**ASSIGNMENT:** Write the entries below out again without a single difference.
── THE RECORDS ──
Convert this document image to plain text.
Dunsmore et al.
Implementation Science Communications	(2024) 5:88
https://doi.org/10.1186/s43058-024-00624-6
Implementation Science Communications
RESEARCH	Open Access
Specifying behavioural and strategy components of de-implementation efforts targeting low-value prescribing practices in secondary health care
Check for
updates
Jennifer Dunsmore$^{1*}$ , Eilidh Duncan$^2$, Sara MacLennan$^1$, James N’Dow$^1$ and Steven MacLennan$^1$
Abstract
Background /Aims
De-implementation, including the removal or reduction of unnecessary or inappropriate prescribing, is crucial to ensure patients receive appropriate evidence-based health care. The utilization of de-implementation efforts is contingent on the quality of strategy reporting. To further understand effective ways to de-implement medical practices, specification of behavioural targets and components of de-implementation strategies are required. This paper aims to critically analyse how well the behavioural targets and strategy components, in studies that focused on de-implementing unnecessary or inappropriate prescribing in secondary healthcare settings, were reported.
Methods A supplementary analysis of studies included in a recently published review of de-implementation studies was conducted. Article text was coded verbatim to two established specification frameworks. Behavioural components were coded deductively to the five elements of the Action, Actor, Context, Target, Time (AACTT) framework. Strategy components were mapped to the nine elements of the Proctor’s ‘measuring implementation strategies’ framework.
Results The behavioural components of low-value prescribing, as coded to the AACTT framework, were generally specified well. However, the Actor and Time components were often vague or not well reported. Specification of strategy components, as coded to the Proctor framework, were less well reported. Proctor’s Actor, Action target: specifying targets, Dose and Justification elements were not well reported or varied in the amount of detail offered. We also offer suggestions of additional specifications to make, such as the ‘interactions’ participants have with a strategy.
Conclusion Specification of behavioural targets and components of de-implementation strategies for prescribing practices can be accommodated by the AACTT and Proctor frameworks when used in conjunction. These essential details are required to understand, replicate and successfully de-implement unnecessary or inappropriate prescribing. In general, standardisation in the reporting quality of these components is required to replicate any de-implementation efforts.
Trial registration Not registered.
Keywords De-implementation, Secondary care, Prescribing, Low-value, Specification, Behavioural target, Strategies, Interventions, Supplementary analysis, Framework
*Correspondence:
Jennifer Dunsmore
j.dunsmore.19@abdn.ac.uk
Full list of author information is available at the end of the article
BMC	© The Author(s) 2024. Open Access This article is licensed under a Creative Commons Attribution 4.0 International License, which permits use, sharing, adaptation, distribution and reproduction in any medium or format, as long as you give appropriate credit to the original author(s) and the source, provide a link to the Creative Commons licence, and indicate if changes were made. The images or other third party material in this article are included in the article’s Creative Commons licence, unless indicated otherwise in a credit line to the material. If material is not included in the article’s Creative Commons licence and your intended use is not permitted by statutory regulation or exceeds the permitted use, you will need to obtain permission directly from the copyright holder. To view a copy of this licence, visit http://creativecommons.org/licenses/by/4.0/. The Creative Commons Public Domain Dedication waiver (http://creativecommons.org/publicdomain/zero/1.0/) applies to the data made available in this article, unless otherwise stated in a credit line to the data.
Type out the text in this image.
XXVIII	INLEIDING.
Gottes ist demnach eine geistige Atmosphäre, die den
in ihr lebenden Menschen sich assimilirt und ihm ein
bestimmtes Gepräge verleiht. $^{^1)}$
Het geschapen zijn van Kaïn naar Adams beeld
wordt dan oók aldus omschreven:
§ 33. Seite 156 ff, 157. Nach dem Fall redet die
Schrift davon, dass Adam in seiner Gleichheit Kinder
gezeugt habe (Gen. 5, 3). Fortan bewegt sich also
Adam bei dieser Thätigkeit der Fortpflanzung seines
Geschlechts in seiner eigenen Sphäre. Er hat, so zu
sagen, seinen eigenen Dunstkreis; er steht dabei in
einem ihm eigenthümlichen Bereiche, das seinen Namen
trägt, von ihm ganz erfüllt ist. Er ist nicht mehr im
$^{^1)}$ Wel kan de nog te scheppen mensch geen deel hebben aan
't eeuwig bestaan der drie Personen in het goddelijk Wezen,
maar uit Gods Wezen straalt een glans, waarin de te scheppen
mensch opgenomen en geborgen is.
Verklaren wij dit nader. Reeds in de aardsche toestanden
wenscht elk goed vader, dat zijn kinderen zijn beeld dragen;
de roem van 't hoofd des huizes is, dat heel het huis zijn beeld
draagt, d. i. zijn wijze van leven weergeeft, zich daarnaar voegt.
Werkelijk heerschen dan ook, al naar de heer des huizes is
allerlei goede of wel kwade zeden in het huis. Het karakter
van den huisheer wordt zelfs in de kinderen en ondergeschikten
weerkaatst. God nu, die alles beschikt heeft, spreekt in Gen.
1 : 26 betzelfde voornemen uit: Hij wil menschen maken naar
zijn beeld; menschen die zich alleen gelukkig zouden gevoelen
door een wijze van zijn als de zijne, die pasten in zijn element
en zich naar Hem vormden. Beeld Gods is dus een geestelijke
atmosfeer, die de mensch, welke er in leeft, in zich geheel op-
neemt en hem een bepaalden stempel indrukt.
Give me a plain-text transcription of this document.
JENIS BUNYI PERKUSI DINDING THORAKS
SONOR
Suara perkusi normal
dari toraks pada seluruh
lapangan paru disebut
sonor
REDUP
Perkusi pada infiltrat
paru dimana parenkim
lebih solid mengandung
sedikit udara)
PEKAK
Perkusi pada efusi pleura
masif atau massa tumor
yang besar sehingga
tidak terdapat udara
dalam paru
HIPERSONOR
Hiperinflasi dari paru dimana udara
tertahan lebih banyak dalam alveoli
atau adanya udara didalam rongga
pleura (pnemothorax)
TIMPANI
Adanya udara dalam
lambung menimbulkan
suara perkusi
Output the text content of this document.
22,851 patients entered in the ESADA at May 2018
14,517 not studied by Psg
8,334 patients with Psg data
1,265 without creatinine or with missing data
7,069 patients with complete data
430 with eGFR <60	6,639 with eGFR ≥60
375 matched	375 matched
───
**SOLUTION TO THIS PROBLEM:**
Convert this document image to plain text.
Dunsmore et al.
Implementation Science Communications	(2024) 5:88
https://doi.org/10.1186/s43058-024-00624-6
Implementation Science Communications
RESEARCH	Open Access
Specifying behavioural and strategy components of de-implementation efforts targeting low-value prescribing practices in secondary health care
Check for
updates
Jennifer Dunsmore$^{1*}$ , Eilidh Duncan$^2$, Sara MacLennan$^1$, James N’Dow$^1$ and Steven MacLennan$^1$
Abstract
Background /Aims
De-implementation, including the removal or reduction of unnecessary or inappropriate prescribing, is crucial to ensure patients receive appropriate evidence-based health care. The utilization of de-implementation efforts is contingent on the quality of strategy reporting. To further understand effective ways to de-implement medical practices, specification of behavioural targets and components of de-implementation strategies are required. This paper aims to critically analyse how well the behavioural targets and strategy components, in studies that focused on de-implementing unnecessary or inappropriate prescribing in secondary healthcare settings, were reported.
Methods A supplementary analysis of studies included in a recently published review of de-implementation studies was conducted. Article text was coded verbatim to two established specification frameworks. Behavioural components were coded deductively to the five elements of the Action, Actor, Context, Target, Time (AACTT) framework. Strategy components were mapped to the nine elements of the Proctor’s ‘measuring implementation strategies’ framework.
Results The behavioural components of low-value prescribing, as coded to the AACTT framework, were generally specified well. However, the Actor and Time components were often vague or not well reported. Specification of strategy components, as coded to the Proctor framework, were less well reported. Proctor’s Actor, Action target: specifying targets, Dose and Justification elements were not well reported or varied in the amount of detail offered. We also offer suggestions of additional specifications to make, such as the ‘interactions’ participants have with a strategy.
Conclusion Specification of behavioural targets and components of de-implementation strategies for prescribing practices can be accommodated by the AACTT and Proctor frameworks when used in conjunction. These essential details are required to understand, replicate and successfully de-implement unnecessary or inappropriate prescribing. In general, standardisation in the reporting quality of these components is required to replicate any de-implementation efforts.
Trial registration Not registered.
Keywords De-implementation, Secondary care, Prescribing, Low-value, Specification, Behavioural target, Strategies, Interventions, Supplementary analysis, Framework
*Correspondence:
Jennifer Dunsmore
j.dunsmore.19@abdn.ac.uk
Full list of author information is available at the end of the article
BMC	© The Author(s) 2024. Open Access This article is licensed under a Creative Commons Attribution 4.0 International License, which permits use, sharing, adaptation, distribution and reproduction in any medium or format, as long as you give appropriate credit to the original author(s) and the source, provide a link to the Creative Commons licence, and indicate if changes were made. The images or other third party material in this article are included in the article’s Creative Commons licence, unless indicated otherwise in a credit line to the material. If material is not included in the article’s Creative Commons licence and your intended use is not permitted by statutory regulation or exceeds the permitted use, you will need to obtain permission directly from the copyright holder. To view a copy of this licence, visit http://creativecommons.org/licenses/by/4.0/. The Creative Commons Public Domain Dedication waiver (http://creativecommons.org/publicdomain/zero/1.0/) applies to the data made available in this article, unless otherwise stated in a credit line to the data.
Type out the text in this image.
XXVIII	INLEIDING.
Gottes ist demnach eine geistige Atmosphäre, die den
in ihr lebenden Menschen sich assimilirt und ihm ein
bestimmtes Gepräge verleiht. $^{^1)}$
Het geschapen zijn van Kaïn naar Adams beeld
wordt dan oók aldus omschreven:
§ 33. Seite 156 ff, 157. Nach dem Fall redet die
Schrift davon, dass Adam in seiner Gleichheit Kinder
gezeugt habe (Gen. 5, 3). Fortan bewegt sich also
Adam bei dieser Thätigkeit der Fortpflanzung seines
Geschlechts in seiner eigenen Sphäre. Er hat, so zu
sagen, seinen eigenen Dunstkreis; er steht dabei in
einem ihm eigenthümlichen Bereiche, das seinen Namen
trägt, von ihm ganz erfüllt ist. Er ist nicht mehr im
$^{^1)}$ Wel kan de nog te scheppen mensch geen deel hebben aan
't eeuwig bestaan der drie Personen in het goddelijk Wezen,
maar uit Gods Wezen straalt een glans, waarin de te scheppen
mensch opgenomen en geborgen is.
Verklaren wij dit nader. Reeds in de aardsche toestanden
wenscht elk goed vader, dat zijn kinderen zijn beeld dragen;
de roem van 't hoofd des huizes is, dat heel het huis zijn beeld
draagt, d. i. zijn wijze van leven weergeeft, zich daarnaar voegt.
Werkelijk heerschen dan ook, al naar de heer des huizes is
allerlei goede of wel kwade zeden in het huis. Het karakter
van den huisheer wordt zelfs in de kinderen en ondergeschikten
weerkaatst. God nu, die alles beschikt heeft, spreekt in Gen.
1 : 26 betzelfde voornemen uit: Hij wil menschen maken naar
zijn beeld; menschen die zich alleen gelukkig zouden gevoelen
door een wijze van zijn als de zijne, die pasten in zijn element
en zich naar Hem vormden. Beeld Gods is dus een geestelijke
atmosfeer, die de mensch, welke er in leeft, in zich geheel op-
neemt en hem een bepaalden stempel indrukt.
Give me a plain-text transcription of this document.
JENIS BUNYI PERKUSI DINDING THORAKS
SONOR
Suara perkusi normal
dari toraks pada seluruh
lapangan paru disebut
sonor
REDUP
Perkusi pada infiltrat
paru dimana parenkim
lebih solid mengandung
sedikit udara)
PEKAK
Perkusi pada efusi pleura
masif atau massa tumor
yang besar sehingga
tidak terdapat udara
dalam paru
HIPERSONOR
Hiperinflasi dari paru dimana udara
tertahan lebih banyak dalam alveoli
atau adanya udara didalam rongga
pleura (pnemothorax)
TIMPANI
Adanya udara dalam
lambung menimbulkan
suara perkusi
Output the text content of this document.
22,851 patients entered in the ESADA at May 2018
14,517 not studied by Psg
8,334 patients with Psg data
1,265 without creatinine or with missing data
7,069 patients with complete data
430 with eGFR <60	6,639 with eGFR ≥60
375 matched	375 matched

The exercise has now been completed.